[Start]
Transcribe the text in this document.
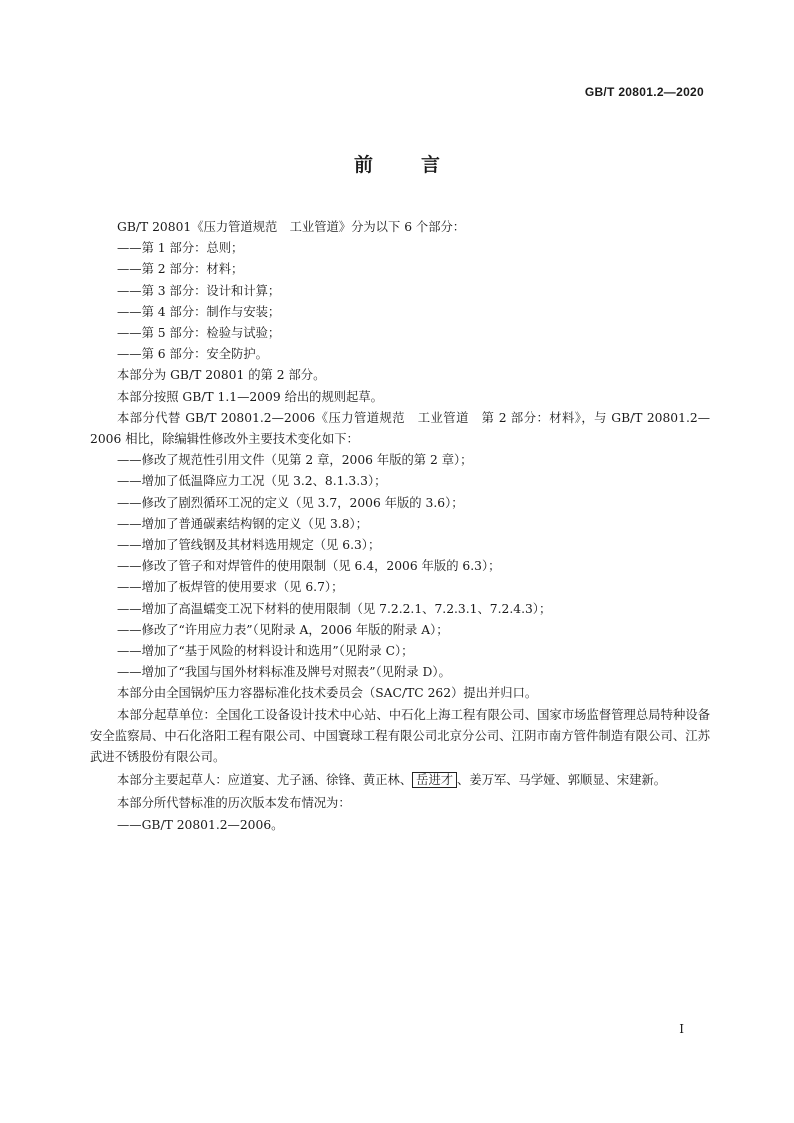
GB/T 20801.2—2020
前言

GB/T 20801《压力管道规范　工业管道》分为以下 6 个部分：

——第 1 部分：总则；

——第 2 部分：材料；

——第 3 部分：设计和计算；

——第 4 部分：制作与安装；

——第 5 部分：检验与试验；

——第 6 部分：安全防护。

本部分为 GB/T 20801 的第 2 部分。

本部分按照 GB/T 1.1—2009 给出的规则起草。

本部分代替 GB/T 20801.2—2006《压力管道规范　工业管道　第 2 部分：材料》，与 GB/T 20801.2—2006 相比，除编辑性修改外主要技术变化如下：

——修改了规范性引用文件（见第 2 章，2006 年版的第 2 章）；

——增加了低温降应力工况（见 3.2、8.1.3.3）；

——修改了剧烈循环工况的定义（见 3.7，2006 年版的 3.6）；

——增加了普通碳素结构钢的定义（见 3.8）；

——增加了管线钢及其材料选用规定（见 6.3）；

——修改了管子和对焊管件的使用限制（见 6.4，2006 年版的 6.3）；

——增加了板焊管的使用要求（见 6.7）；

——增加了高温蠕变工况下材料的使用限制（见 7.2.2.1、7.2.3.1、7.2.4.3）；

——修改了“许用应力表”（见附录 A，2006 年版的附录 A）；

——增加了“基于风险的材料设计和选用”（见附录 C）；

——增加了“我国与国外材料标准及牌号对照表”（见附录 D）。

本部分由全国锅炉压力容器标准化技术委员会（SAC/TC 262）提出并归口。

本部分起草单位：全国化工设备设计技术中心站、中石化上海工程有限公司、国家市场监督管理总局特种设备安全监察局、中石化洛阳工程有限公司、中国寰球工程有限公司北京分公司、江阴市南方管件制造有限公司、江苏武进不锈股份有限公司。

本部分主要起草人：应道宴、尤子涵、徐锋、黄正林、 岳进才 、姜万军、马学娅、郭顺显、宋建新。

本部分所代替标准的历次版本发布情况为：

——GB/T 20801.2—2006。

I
[End]
[Start]
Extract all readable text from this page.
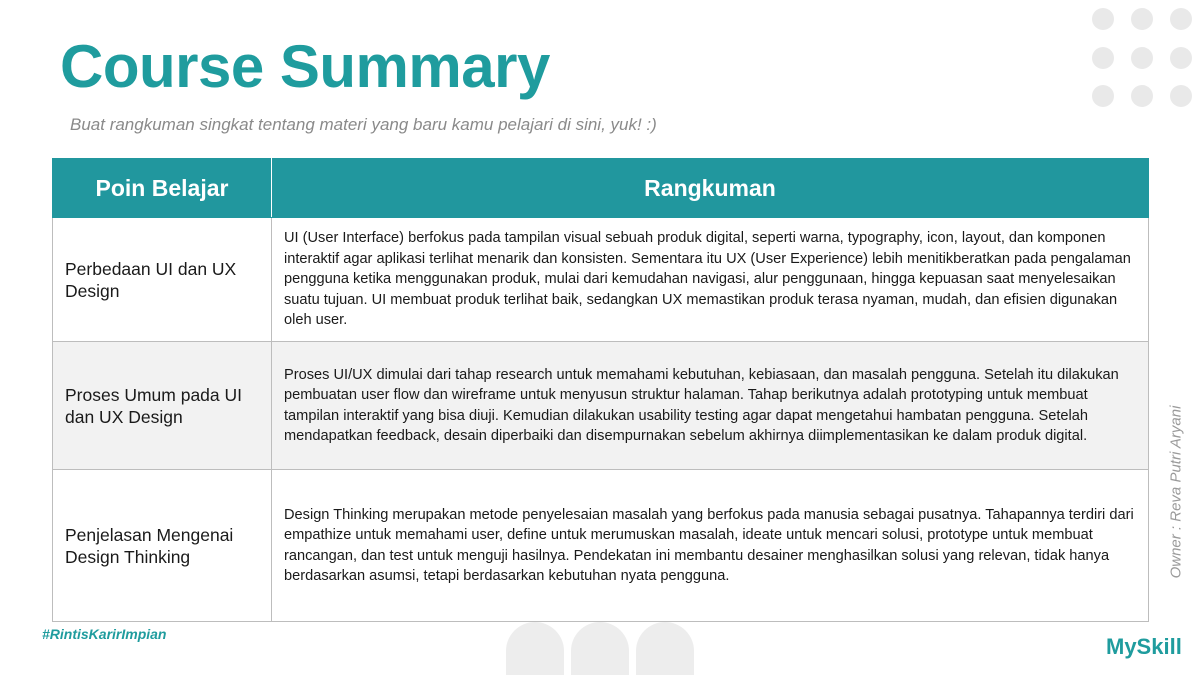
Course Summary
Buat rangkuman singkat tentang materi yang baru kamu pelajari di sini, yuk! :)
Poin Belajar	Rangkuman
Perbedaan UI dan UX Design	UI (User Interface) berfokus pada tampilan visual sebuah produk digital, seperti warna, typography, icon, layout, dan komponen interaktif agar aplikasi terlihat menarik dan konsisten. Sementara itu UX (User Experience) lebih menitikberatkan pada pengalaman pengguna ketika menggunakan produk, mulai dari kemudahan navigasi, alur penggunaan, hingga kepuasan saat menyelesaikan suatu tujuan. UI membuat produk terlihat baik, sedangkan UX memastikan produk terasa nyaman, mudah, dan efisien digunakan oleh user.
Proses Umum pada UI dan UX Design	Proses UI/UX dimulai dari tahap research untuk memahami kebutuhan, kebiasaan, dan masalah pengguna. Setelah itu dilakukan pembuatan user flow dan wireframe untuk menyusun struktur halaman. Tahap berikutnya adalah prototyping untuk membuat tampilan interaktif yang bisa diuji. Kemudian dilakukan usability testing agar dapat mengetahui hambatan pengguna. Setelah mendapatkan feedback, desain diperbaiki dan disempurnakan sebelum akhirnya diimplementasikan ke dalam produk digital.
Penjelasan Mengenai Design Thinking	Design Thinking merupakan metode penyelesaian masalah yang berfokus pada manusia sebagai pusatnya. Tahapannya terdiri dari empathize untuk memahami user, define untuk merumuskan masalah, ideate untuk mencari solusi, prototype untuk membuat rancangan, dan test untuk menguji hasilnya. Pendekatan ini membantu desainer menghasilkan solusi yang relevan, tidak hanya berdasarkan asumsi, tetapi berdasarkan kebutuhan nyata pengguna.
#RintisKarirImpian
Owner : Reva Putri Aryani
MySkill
[End]
[Start]
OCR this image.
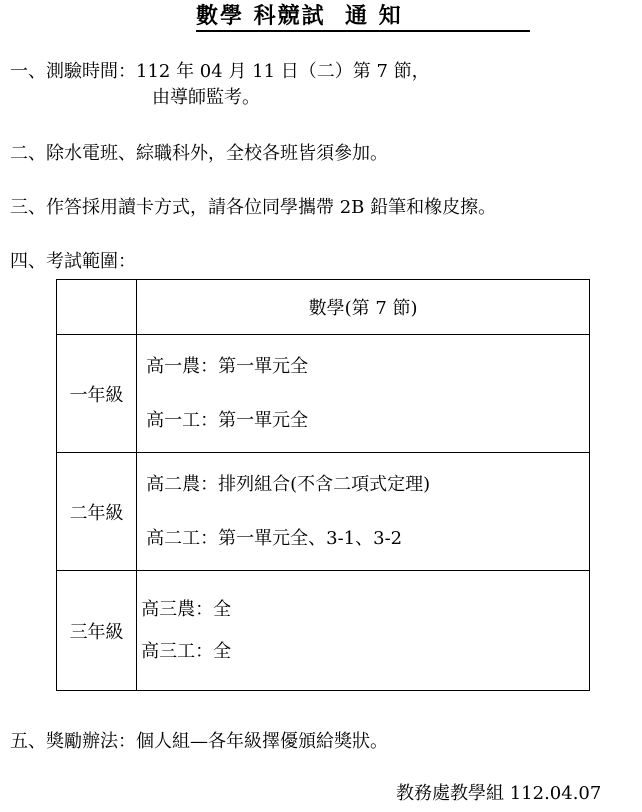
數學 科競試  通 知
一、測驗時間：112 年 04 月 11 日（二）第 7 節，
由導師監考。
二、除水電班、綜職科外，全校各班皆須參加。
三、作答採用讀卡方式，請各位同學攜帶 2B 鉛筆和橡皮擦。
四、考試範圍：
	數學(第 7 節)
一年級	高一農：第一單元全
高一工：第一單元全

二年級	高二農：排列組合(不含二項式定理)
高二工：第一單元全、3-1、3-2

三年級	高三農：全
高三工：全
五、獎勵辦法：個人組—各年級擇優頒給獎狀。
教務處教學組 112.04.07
[End]
Given problem: Select all lines in the listing above where the word "this" appears, and show them.

The output:
Transcribe the text in this document.
Extract all readable text from this page.
OCR this image.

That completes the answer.